● Task statement
Pictures stay out of the copy; restate everything else in the material exactly.

● Provided entries
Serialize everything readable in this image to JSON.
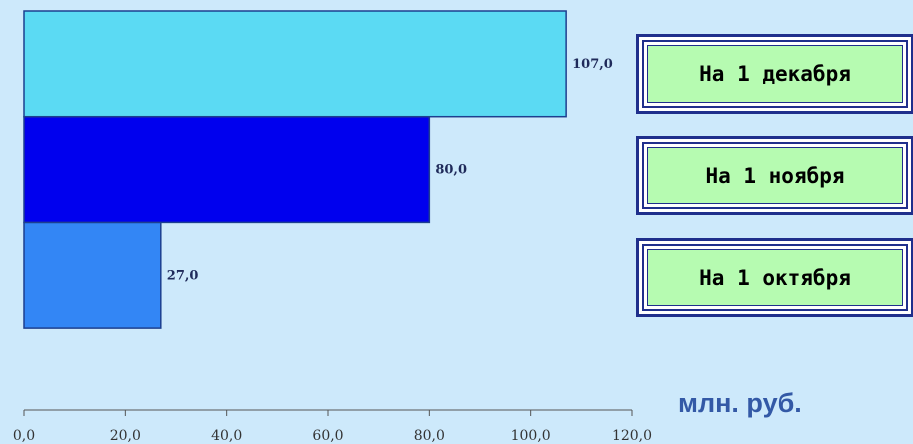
{
  "chart_data": {
    "type": "bar",
    "orientation": "horizontal",
    "categories": [
      "На 1 октября",
      "На 1 ноября",
      "На 1 декабря"
    ],
    "values": [
      27.0,
      80.0,
      107.0
    ],
    "value_labels": [
      "27,0",
      "80,0",
      "107,0"
    ],
    "colors": [
      "#3386f5",
      "#0000ee",
      "#5bdaf3"
    ],
    "xlim": [
      0,
      120
    ],
    "x_ticks": [
      0,
      20,
      40,
      60,
      80,
      100,
      120
    ],
    "x_tick_labels": [
      "0,0",
      "20,0",
      "40,0",
      "60,0",
      "80,0",
      "100,0",
      "120,0"
    ],
    "unit": "млн. руб.",
    "legend": [
      "На 1 декабря",
      "На 1 ноября",
      "На 1 октября"
    ],
    "grid": false
  }
}
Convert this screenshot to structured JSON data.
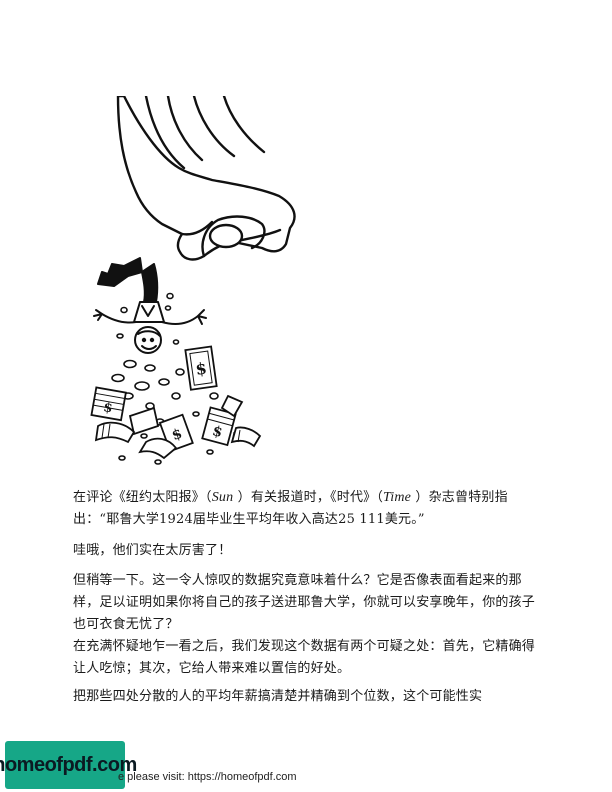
{
  "illustration": {
    "icon": "hand-dropping-man-money-icon",
    "bill_symbol": "$"
  },
  "paragraphs": {
    "p1_a": "在评论《纽约太阳报》（",
    "p1_sun": "Sun",
    "p1_b": " ）有关报道时，《时代》（",
    "p1_time": "Time",
    "p1_c": " ）杂志曾特别指出：“耶鲁大学1924届毕业生平均年收入高达25 111美元。”",
    "p2": "哇哦，他们实在太厉害了！",
    "p3": "但稍等一下。这一令人惊叹的数据究竟意味着什么？它是否像表面看起来的那样，足以证明如果你将自己的孩子送进耶鲁大学，你就可以安享晚年，你的孩子也可衣食无忧了？",
    "p4": "在充满怀疑地乍一看之后，我们发现这个数据有两个可疑之处：首先，它精确得让人吃惊；其次，它给人带来难以置信的好处。",
    "p5": "把那些四处分散的人的平均年薪搞清楚并精确到个位数，这个可能性实"
  },
  "footer": {
    "logo_text": "homeofpdf.com",
    "note": "e please visit: https://homeofpdf.com"
  }
}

● Finished answer
Serialize everything readable in this image to JSON.
{
  "chart_data": {
    "type": "bar",
    "orientation": "horizontal",
    "categories": [
      "На 1 октября",
      "На 1 ноября",
      "На 1 декабря"
    ],
    "values": [
      27.0,
      80.0,
      107.0
    ],
    "value_labels": [
      "27,0",
      "80,0",
      "107,0"
    ],
    "colors": [
      "#3386f5",
      "#0000ee",
      "#5bdaf3"
    ],
    "xlim": [
      0,
      120
    ],
    "x_ticks": [
      0,
      20,
      40,
      60,
      80,
      100,
      120
    ],
    "x_tick_labels": [
      "0,0",
      "20,0",
      "40,0",
      "60,0",
      "80,0",
      "100,0",
      "120,0"
    ],
    "unit": "млн. руб.",
    "legend": [
      "На 1 декабря",
      "На 1 ноября",
      "На 1 октября"
    ],
    "grid": false
  }
}
Convert this screenshot to structured JSON data.
{
  "illustration": {
    "icon": "hand-dropping-man-money-icon",
    "bill_symbol": "$"
  },
  "paragraphs": {
    "p1_a": "在评论《纽约太阳报》（",
    "p1_sun": "Sun",
    "p1_b": " ）有关报道时，《时代》（",
    "p1_time": "Time",
    "p1_c": " ）杂志曾特别指出：“耶鲁大学1924届毕业生平均年收入高达25 111美元。”",
    "p2": "哇哦，他们实在太厉害了！",
    "p3": "但稍等一下。这一令人惊叹的数据究竟意味着什么？它是否像表面看起来的那样，足以证明如果你将自己的孩子送进耶鲁大学，你就可以安享晚年，你的孩子也可衣食无忧了？",
    "p4": "在充满怀疑地乍一看之后，我们发现这个数据有两个可疑之处：首先，它精确得让人吃惊；其次，它给人带来难以置信的好处。",
    "p5": "把那些四处分散的人的平均年薪搞清楚并精确到个位数，这个可能性实"
  },
  "footer": {
    "logo_text": "homeofpdf.com",
    "note": "e please visit: https://homeofpdf.com"
  }
}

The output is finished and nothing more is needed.